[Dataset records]
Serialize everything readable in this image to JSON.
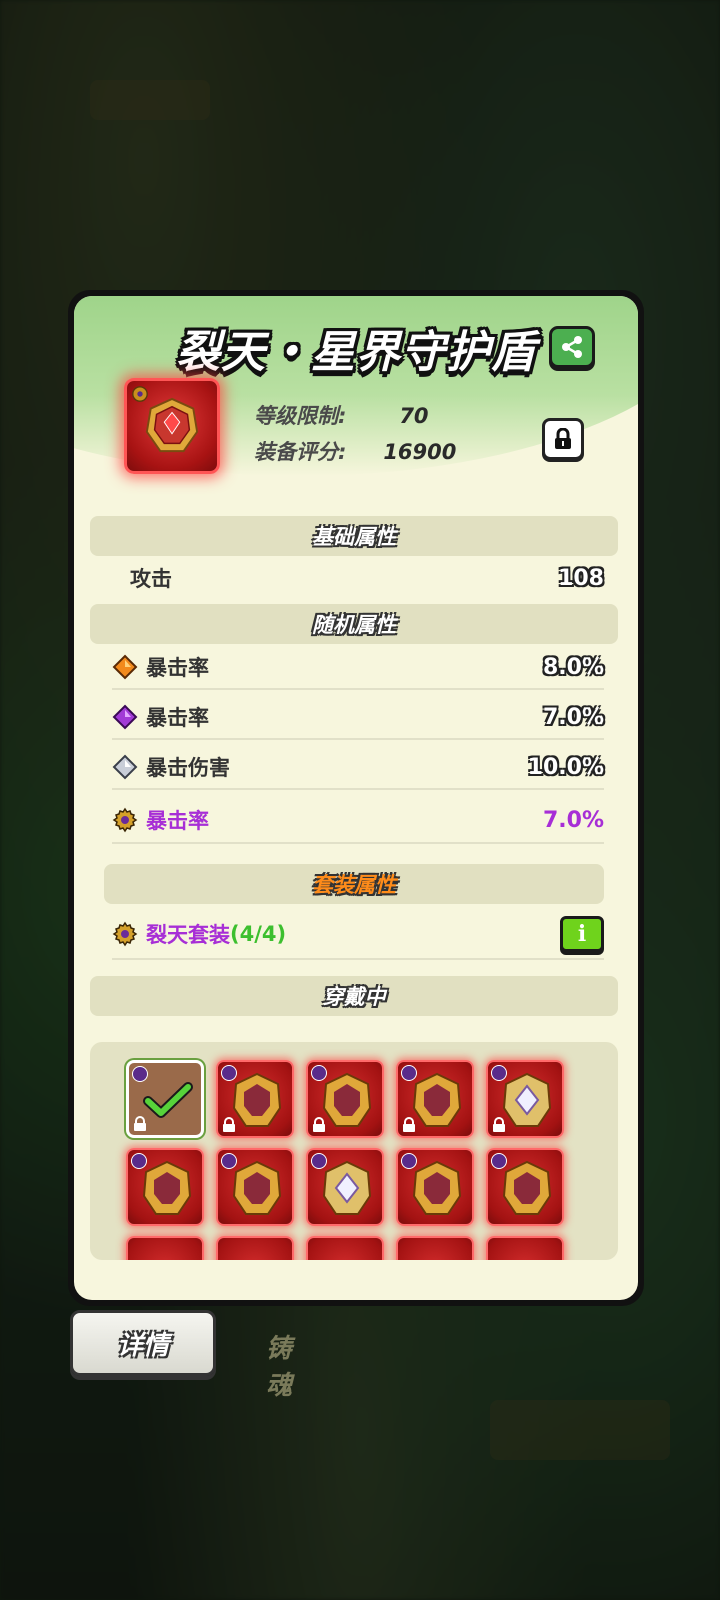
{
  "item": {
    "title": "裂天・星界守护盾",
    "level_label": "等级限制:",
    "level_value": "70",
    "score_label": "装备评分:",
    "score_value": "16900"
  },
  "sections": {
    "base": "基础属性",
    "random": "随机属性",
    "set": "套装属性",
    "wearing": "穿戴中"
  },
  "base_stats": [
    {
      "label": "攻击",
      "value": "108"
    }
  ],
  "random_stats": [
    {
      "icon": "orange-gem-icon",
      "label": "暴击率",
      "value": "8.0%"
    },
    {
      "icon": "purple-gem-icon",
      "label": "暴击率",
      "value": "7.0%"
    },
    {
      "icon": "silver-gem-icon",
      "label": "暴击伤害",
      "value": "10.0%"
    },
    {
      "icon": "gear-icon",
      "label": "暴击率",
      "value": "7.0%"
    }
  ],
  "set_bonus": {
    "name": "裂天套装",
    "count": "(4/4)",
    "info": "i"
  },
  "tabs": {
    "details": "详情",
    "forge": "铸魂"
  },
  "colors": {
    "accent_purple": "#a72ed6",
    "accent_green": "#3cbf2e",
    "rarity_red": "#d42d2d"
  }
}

**Problem statement:** From the listing above, collect each line in which the string "icon" appears.

**Finished answer:**
      "icon": "orange-gem-icon",
      "icon": "purple-gem-icon",
      "icon": "silver-gem-icon",
      "icon": "gear-icon",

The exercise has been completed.